** What you need to do **
1 - Which usernames appear as post authors in the cycling forum thread?
2 - How would the cycling forum thread go on after its final post? Write the next part.

** Given text **
At first it seems a bit scary having your feet clipped into the pedals, and at some point you'll almost certainly have a 'clipless moment' where you forget to disengage and topple over embarrassingly. The benefit though is well worth it, being able to power the pedal through its entire circle makes your cycling more efficient and hills easier. It's safer too, since your feet will never slip from the pedals.

Welcome to the forum!


----------



## Jo25 (5 May 2008)

Hi,

Thanks very much to all of you for the advice, I will order some shoes and pedals asap. 

I wonder if you could help with something else, as I said I am trying to use the bike for the commute to work and I have a 525ft rise in height in about 1/2 a mile (it is also immediately I get out my front door) and unfortunately I am finding it hard to get the motivation to stick at it. Is there anything you can suggest that may help me to find the first hilly bit less painful? As I live in a valley, there aren't really any flat rides that I can do round here.

Cheers


----------



## marinyork (5 May 2008)

I got the PD-M324s the other day infact. I thought even the flat side was an improvement tbh. I'm yet sadly to find any cycling shoes that cheap locally though or any I particularly liked .


----------



## marinyork (5 May 2008)

As for the Hills Jo25, it'll take some time. Try 100-200ft of it at first, stay seated pedal in a low gear as fast as you can whilst keeping it smooth and breath as steadily as possible. Over the space of a few weeks it'll improve and you may even feel ready to give the full hill a bash. 

When I moved here where it's very hilly I found a 150ft climb to practise on and the bigger 600ft climbs are possible now.


----------



## spandex (5 May 2008)

Yep just keep at it it dose get better


----------



## Bigtallfatbloke (5 May 2008)

Those shoes look pretty good for touring as well...how stiff are they on the bike?? I have some nike walkable road shoes which look more like road shoes than these and are very stiff on the bike (I love 'em) but off the bike although they are comfy and definatly walkable, I would not want to walk any long distances in them.

I thought I might try these others...are they strong enough for when Ipull hard up on the pedals??

** Information supplied **
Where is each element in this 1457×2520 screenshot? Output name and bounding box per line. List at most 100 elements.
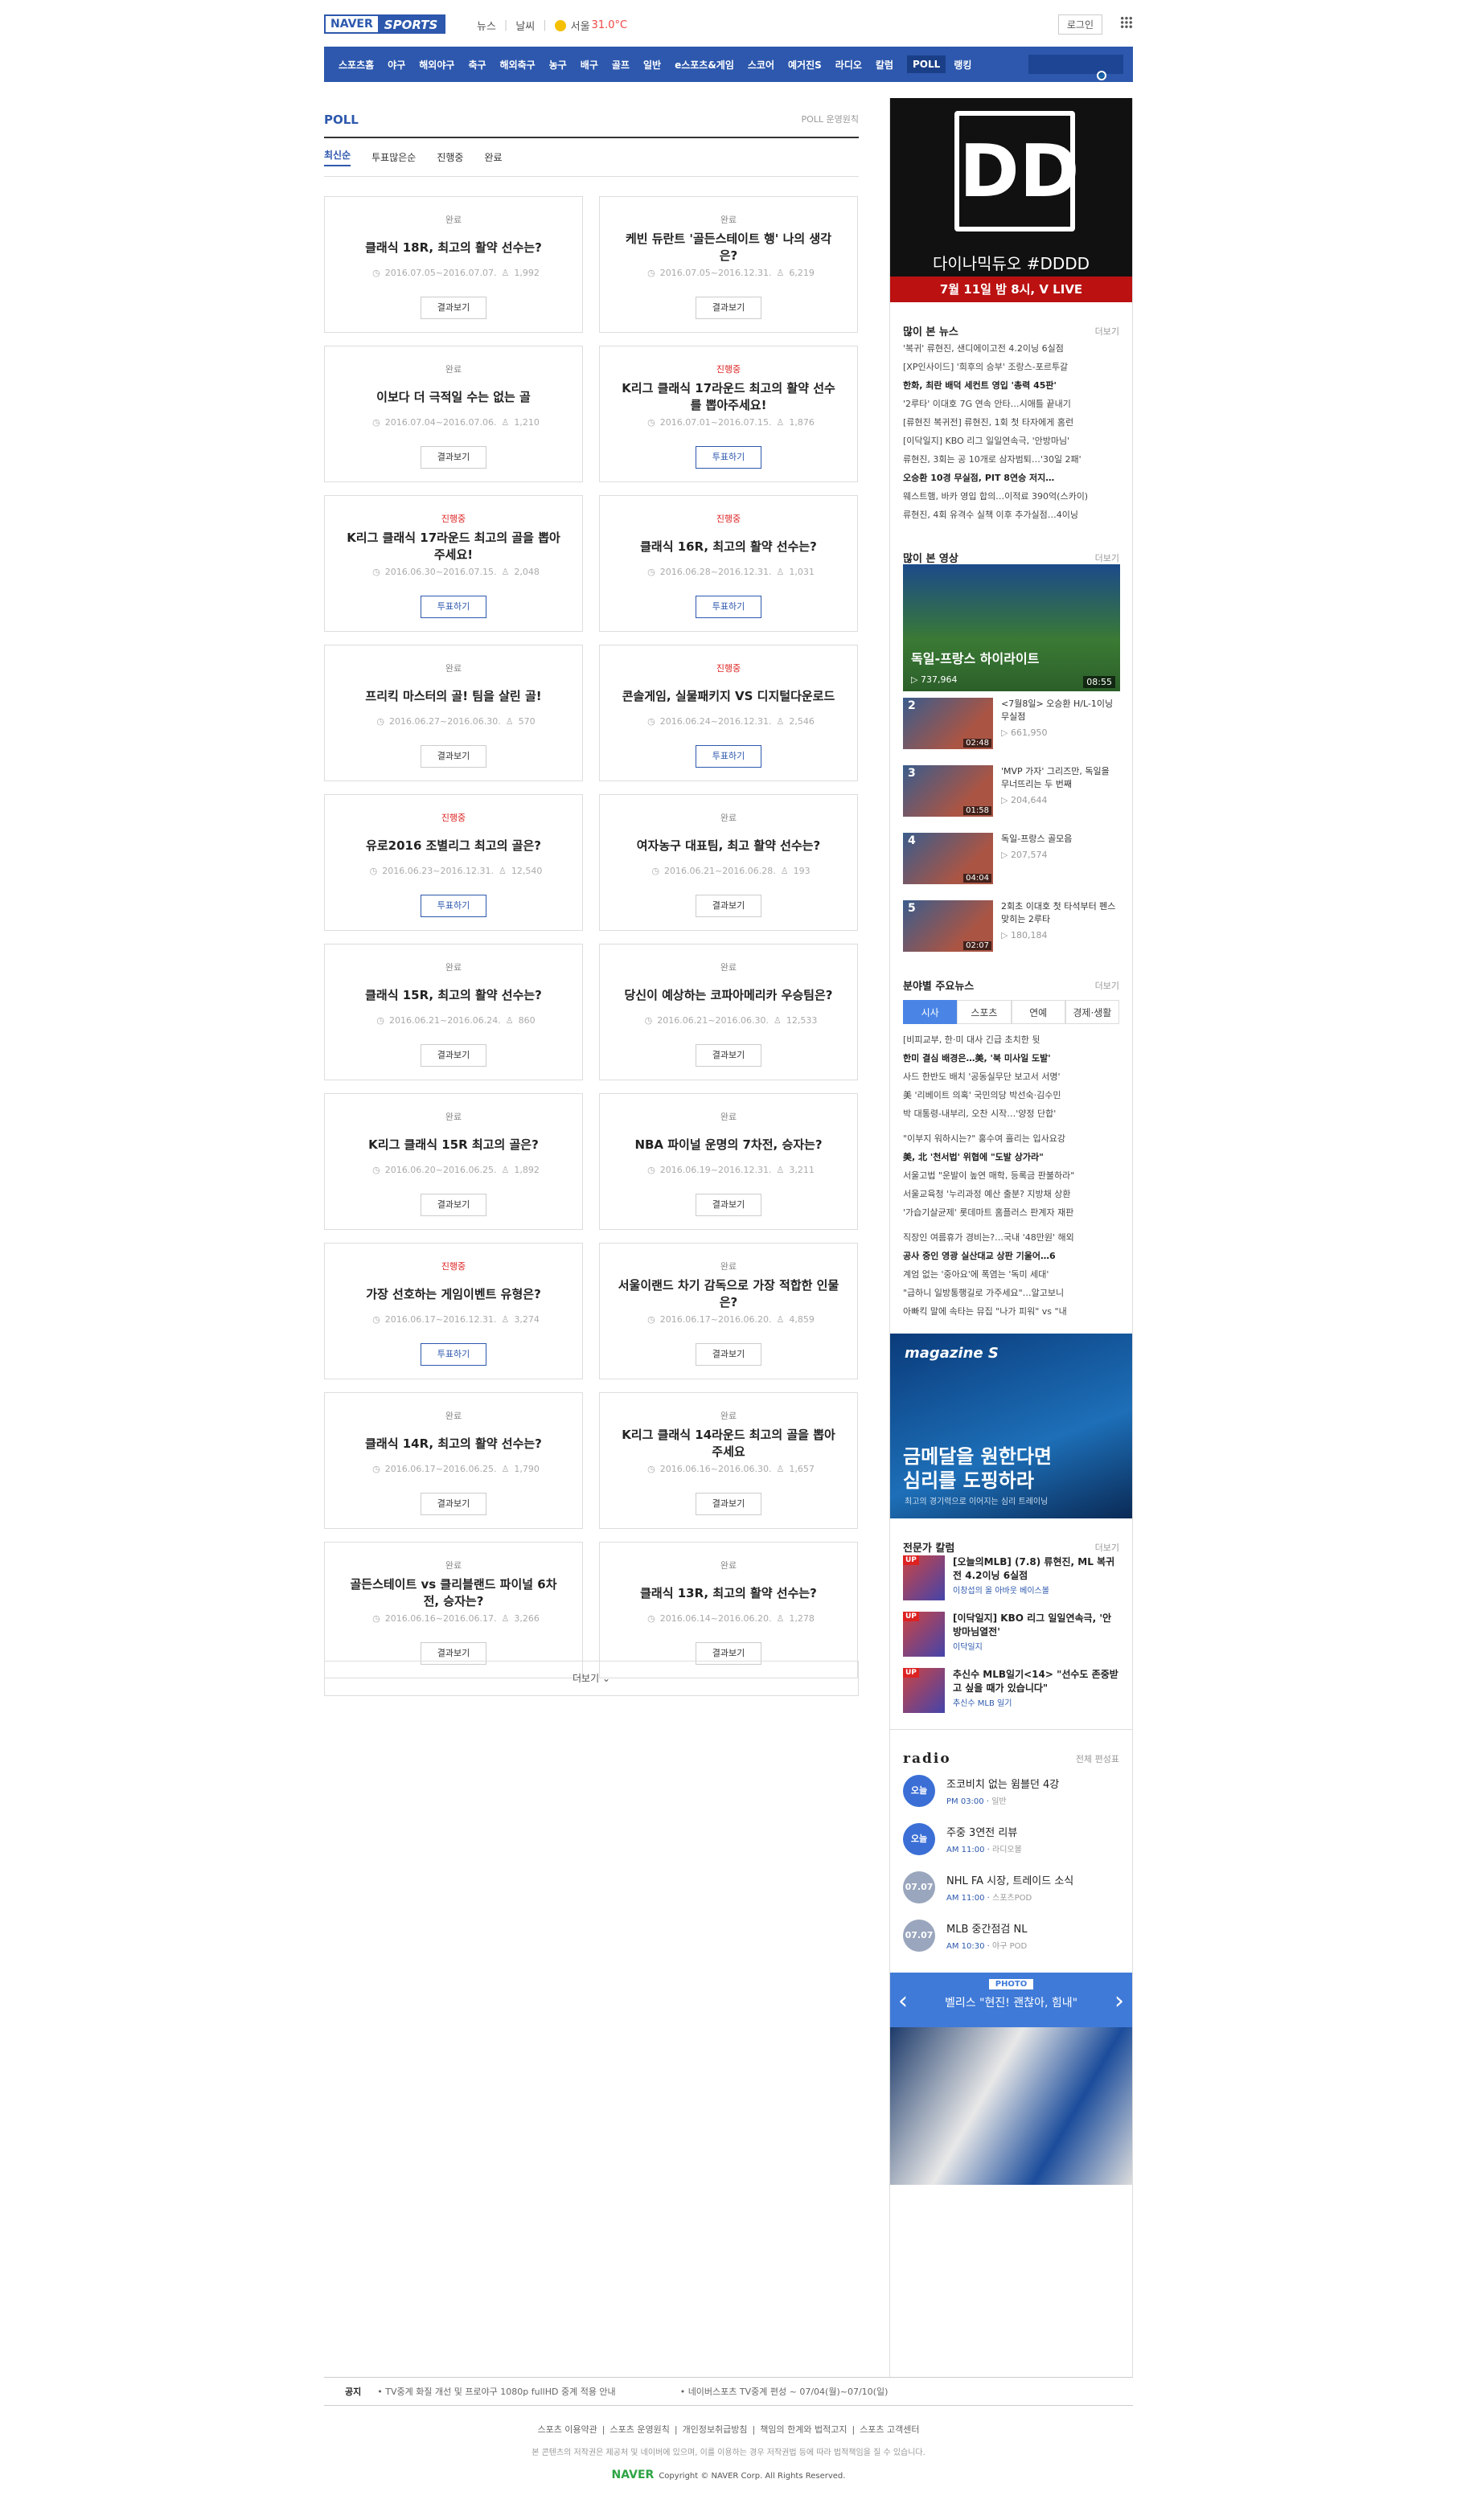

** Expected outputs **
1 - Jo25, marinyork, spandex, Bigtallfatbloke

2 -
----------



## Jo25 (5 May 2008)

I've just placed an order for the shoes and some pedals, I went for a cheaper version of the pedals:
http://www.edinburghbicycle.com/ebw...2&f_SortOrderID=1&f_bct=c003154c003147c003261
let's hope I don't regret it! 

I will let you know how I get on with both. 

Just been out for another go up the hil and made it all the way with only feeling like I was going to die twice! I think before I was trying to get it over with as fast as I could whereas this time tried to remember your advice marinyork and took it very slow and steady, bring on the workdays so I can go again!


----------



## marinyork (5 May 2008)

Strangely enough those shoes are one of the pairs I tried to get hold of, so I'm quite pleased User thinks they are quite good. Is it true that you have to size up one size with Shimano?


----------



## bonj2 (5 May 2008)

I'd personally recommend getting double-sided pedals, like these
They're much better than single sided ones as you won't have trouble flipping them over to get to the correct side, and as a beginner, you won't be tempted to take the lazy option and use the flat side (as you won't be able to). More over, you won't ever be caught in the extremely disconcerting trap of cycling along with one pedal on the clip side and one pedal on the flat side.
The above pedals rule. they are very easy to clip into, and out of.

As far as shoes go, ones with velcro straps are going to be a lot better than ones with fiddly laces that might get caught places.


----------



## col (5 May 2008)

Jo25 said:


> I've just placed an order for the shoes and some pedals, I went for a cheaper version of the pedals:
> http://www.edinburghbicycle.com/ebw...2&f_SortOrderID=1&f_bct=c003154c003147c003261
> let's hope I don't regret it!
> 
> ...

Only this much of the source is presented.